Yet the fundamental differences in each leader’s approach seem irreconcilable. Merkel would like to change the EU treaty itself, making rules regarding borrowing and spending stricter, and imposing penalties on countries that persistently engage in fiscal irresponsibility. Sarkozy agrees – sort of. He likes the basic concepts, but resists ceding more power to the bureaucrats in Brussels.

The reason? Unlike Merkel, Sarkozy is facing a difficult re-election in April. It is an election in which upstart challenger Marie Le Pen is currently ahead of Sarkozy 23 to 21 percent, according to a survey by Ifop for France Soir and a poll taken by the Harris Institute. Why does she resonate? Part of the reason is her contention that “France sacrificed to the EU basically all it had – the national currency, sovereignty over its territory, and independence in political and economic decision-making, eventually losing the status of a nation and accepting the role of a vassal of the EU and the dying Euro.”

It is a sentiment that resonates far beyond the borders of France. And that sentiment is largely triggered by a single concept: austerity. Austerity packages reveal the divide between what Europe’s socialist governments have promised and what they can actually deliver. Moreover, they reveal the unrealistic expectations of people long immersed in the cradle-to-grave entitlement mindset that is no longer sustainable.

# [Set problem 1]
Can you copy the passage on Merkel, Sarkozy and the EU word for word, starting at "It is a sentiment" and ending after "no longer sustainable."?
# [Set problem 2]
Can you carry the passage on Merkel, Sarkozy and the EU forward, writing on from its last sentence?

# [Dataset section]
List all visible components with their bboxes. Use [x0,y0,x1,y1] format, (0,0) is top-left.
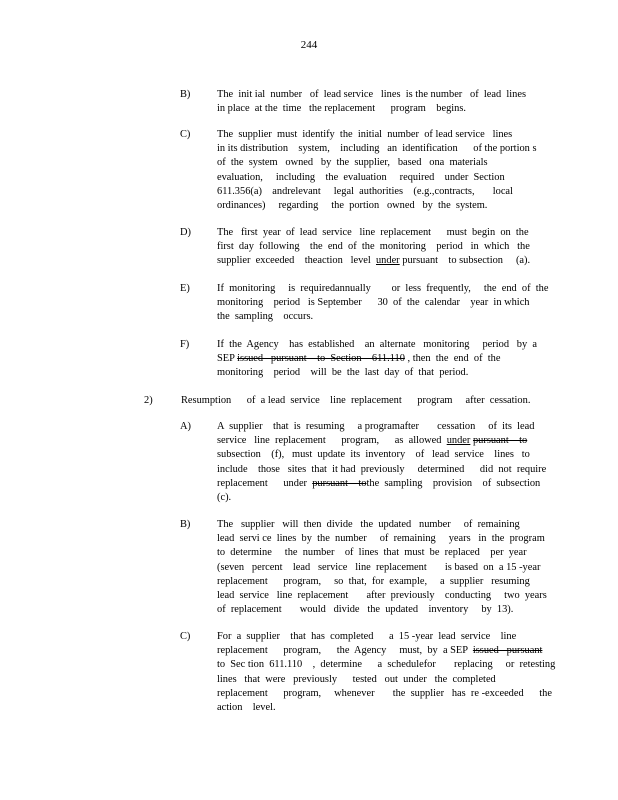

# [Task answer 1]
It is a sentiment that resonates far beyond the borders of France. And that sentiment is largely triggered by a single concept: austerity. Austerity packages reveal the divide between what Europe’s socialist governments have promised and what they can actually deliver. Moreover, they reveal the unrealistic expectations of people long immersed in the cradle-to-grave entitlement mindset that is no longer sustainable.

# [Task answer 2]
Portugal offers some insight into the disconnect. Its parliament put together an austerity package that includes salary cuts, tax hikes and an increase in working hours for a country already enduring a recession. The package was necessary in order to secure a $104 billion loan in May of 2010. Yet Portugal is expected to remain in recession, and unemployment is expected to reach a record 13.4 percent in 2012. As a result, the country endured a union-organized strike on November 24th that shut down Portugal’s transport system, and triggered massive discontent throughout the nation.

Parliament reacted by reinstating previously suspended 13th and 14th month salary payments for civil servants earning less than 1,100 euros a month instead 1,000 euros. In other words, Portuguese civil servants have come to expect two extra months of salary every year. Anything less is an effrontery. One that rankles even more when it is presented as a necessity to save the European Union, as opposed to Portugal itself.

Italy offers another example. The new government, run by technocrat Prime Minister Mario Monti, has put together an austerity packed called “Save Italy.” It aims to raise more than $13.4 billion from a property tax, a new levy on luxury items, an increase in the value added tax (VAT), a crack down on tax evasion, and an increase in the pension age to 66. As with Portugal, unions have expressed opposition, and two of them announced a two-hour strike against the measures scheduled for December 12th. Also like Portugal, recession is almost inevitable, if not occurring already.

Why is recession inevitable? Two reasons. First, nothing in either of these austerity packages, or those of other EU nations involved in the same process, does anything to boost economic growth. As is pointed out here, four-out-of-five of Italy’s reforms involved raising taxes. Higher taxes are inimical to growth.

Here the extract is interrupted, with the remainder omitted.